» **TASK TO COMPLETE**
Copy out every line in the entries below that includes "System".

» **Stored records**
┌──

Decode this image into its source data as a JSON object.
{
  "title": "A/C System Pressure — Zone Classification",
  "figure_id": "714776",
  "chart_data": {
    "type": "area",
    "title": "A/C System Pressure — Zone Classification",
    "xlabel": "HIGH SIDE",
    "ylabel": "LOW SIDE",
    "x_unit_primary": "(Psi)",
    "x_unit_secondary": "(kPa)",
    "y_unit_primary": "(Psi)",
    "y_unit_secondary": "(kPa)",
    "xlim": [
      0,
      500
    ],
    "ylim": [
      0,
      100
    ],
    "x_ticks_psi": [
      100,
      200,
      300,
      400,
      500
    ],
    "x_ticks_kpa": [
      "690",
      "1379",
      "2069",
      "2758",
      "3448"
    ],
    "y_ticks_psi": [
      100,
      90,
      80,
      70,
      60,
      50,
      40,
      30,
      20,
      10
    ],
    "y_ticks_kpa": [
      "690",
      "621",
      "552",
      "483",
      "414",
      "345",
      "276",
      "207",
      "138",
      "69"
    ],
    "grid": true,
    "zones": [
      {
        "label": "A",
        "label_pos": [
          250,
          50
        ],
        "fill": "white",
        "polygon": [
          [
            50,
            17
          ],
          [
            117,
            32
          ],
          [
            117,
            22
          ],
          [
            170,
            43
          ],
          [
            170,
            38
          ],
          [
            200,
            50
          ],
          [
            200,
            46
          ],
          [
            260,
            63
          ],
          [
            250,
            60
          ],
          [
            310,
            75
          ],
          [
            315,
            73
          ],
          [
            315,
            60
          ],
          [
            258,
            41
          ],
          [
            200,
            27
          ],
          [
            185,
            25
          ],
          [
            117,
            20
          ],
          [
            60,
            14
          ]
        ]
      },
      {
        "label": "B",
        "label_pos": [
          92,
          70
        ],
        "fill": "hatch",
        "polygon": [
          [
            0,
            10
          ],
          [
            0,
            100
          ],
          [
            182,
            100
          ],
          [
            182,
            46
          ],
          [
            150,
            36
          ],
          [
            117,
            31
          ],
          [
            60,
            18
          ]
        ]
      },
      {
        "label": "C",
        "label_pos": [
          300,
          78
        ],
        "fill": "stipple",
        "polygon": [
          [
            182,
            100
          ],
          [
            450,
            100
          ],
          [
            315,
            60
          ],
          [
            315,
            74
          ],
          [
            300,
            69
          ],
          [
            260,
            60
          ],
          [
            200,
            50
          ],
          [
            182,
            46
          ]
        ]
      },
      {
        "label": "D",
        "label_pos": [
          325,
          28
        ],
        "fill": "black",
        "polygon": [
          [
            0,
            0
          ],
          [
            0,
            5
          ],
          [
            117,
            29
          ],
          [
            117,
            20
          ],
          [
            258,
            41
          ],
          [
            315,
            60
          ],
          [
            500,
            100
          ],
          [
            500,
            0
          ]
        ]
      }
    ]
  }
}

└──

» **WORKED SOLUTION**
  "title": "A/C System Pressure — Zone Classification",
    "title": "A/C System Pressure — Zone Classification",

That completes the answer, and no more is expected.